- [What to produce]: Select, from the data, each line where "Iowa" occurs.
Begin
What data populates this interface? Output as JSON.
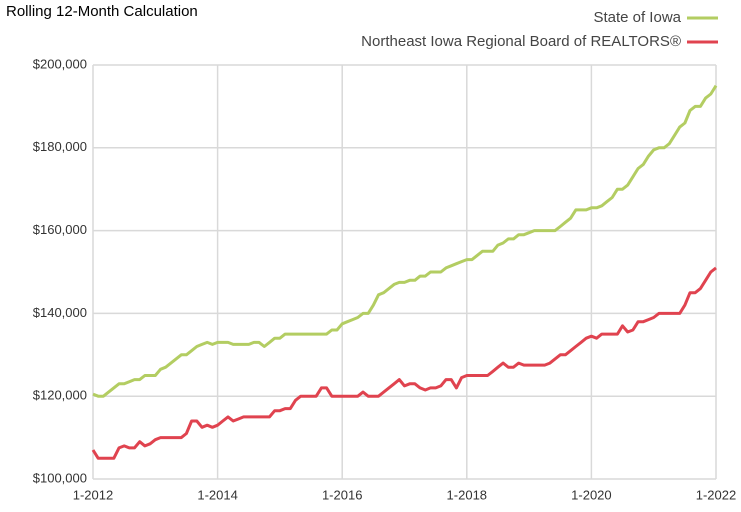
{
  "chart_data": {
    "type": "line",
    "title": "Rolling 12-Month Calculation",
    "categories": [
      "1-2012",
      null,
      null,
      null,
      null,
      null,
      null,
      null,
      null,
      null,
      null,
      null,
      null,
      null,
      null,
      null,
      null,
      null,
      null,
      null,
      null,
      null,
      null,
      null,
      "1-2014",
      null,
      null,
      null,
      null,
      null,
      null,
      null,
      null,
      null,
      null,
      null,
      null,
      null,
      null,
      null,
      null,
      null,
      null,
      null,
      null,
      null,
      null,
      null,
      "1-2016",
      null,
      null,
      null,
      null,
      null,
      null,
      null,
      null,
      null,
      null,
      null,
      null,
      null,
      null,
      null,
      null,
      null,
      null,
      null,
      null,
      null,
      null,
      null,
      "1-2018",
      null,
      null,
      null,
      null,
      null,
      null,
      null,
      null,
      null,
      null,
      null,
      null,
      null,
      null,
      null,
      null,
      null,
      null,
      null,
      null,
      null,
      null,
      null,
      "1-2020",
      null,
      null,
      null,
      null,
      null,
      null,
      null,
      null,
      null,
      null,
      null,
      null,
      null,
      null,
      null,
      null,
      null,
      null,
      null,
      null,
      null,
      null,
      null,
      "1-2022"
    ],
    "series": [
      {
        "name": "State of Iowa",
        "color": "#b3cd62",
        "values": [
          120500,
          120000,
          120000,
          121000,
          122000,
          123000,
          123000,
          123500,
          124000,
          124000,
          125000,
          125000,
          125000,
          126500,
          127000,
          128000,
          129000,
          130000,
          130000,
          131000,
          132000,
          132500,
          133000,
          132500,
          133000,
          133000,
          133000,
          132500,
          132500,
          132500,
          132500,
          133000,
          133000,
          132000,
          133000,
          134000,
          134000,
          135000,
          135000,
          135000,
          135000,
          135000,
          135000,
          135000,
          135000,
          135000,
          136000,
          136000,
          137500,
          138000,
          138500,
          139000,
          140000,
          140000,
          142000,
          144500,
          145000,
          146000,
          147000,
          147500,
          147500,
          148000,
          148000,
          149000,
          149000,
          150000,
          150000,
          150000,
          151000,
          151500,
          152000,
          152500,
          153000,
          153000,
          154000,
          155000,
          155000,
          155000,
          156500,
          157000,
          158000,
          158000,
          159000,
          159000,
          159500,
          160000,
          160000,
          160000,
          160000,
          160000,
          161000,
          162000,
          163000,
          165000,
          165000,
          165000,
          165500,
          165500,
          166000,
          167000,
          168000,
          170000,
          170000,
          171000,
          173000,
          175000,
          176000,
          178000,
          179500,
          180000,
          180000,
          181000,
          183000,
          185000,
          186000,
          189000,
          190000,
          190000,
          192000,
          193000,
          195000
        ]
      },
      {
        "name": "Northeast Iowa Regional Board of REALTORS®",
        "color": "#e0434f",
        "values": [
          107000,
          105000,
          105000,
          105000,
          105000,
          107500,
          108000,
          107500,
          107500,
          109000,
          108000,
          108500,
          109500,
          110000,
          110000,
          110000,
          110000,
          110000,
          111000,
          114000,
          114000,
          112500,
          113000,
          112500,
          113000,
          114000,
          115000,
          114000,
          114500,
          115000,
          115000,
          115000,
          115000,
          115000,
          115000,
          116500,
          116500,
          117000,
          117000,
          119000,
          120000,
          120000,
          120000,
          120000,
          122000,
          122000,
          120000,
          120000,
          120000,
          120000,
          120000,
          120000,
          121000,
          120000,
          120000,
          120000,
          121000,
          122000,
          123000,
          124000,
          122500,
          123000,
          123000,
          122000,
          121500,
          122000,
          122000,
          122500,
          124000,
          124000,
          122000,
          124500,
          125000,
          125000,
          125000,
          125000,
          125000,
          126000,
          127000,
          128000,
          127000,
          127000,
          128000,
          127500,
          127500,
          127500,
          127500,
          127500,
          128000,
          129000,
          130000,
          130000,
          131000,
          132000,
          133000,
          134000,
          134500,
          134000,
          135000,
          135000,
          135000,
          135000,
          137000,
          135500,
          136000,
          138000,
          138000,
          138500,
          139000,
          140000,
          140000,
          140000,
          140000,
          140000,
          142000,
          145000,
          145000,
          146000,
          148000,
          150000,
          151000
        ]
      }
    ],
    "ylim": [
      100000,
      200000
    ],
    "yticks": [
      {
        "value": 100000,
        "label": "$100,000"
      },
      {
        "value": 120000,
        "label": "$120,000"
      },
      {
        "value": 140000,
        "label": "$140,000"
      },
      {
        "value": 160000,
        "label": "$160,000"
      },
      {
        "value": 180000,
        "label": "$180,000"
      },
      {
        "value": 200000,
        "label": "$200,000"
      }
    ],
    "grid": true,
    "legend": "top-right"
  }
}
End
- [Exercise output]:
        "name": "State of Iowa",
        "name": "Northeast Iowa Regional Board of REALTORS®",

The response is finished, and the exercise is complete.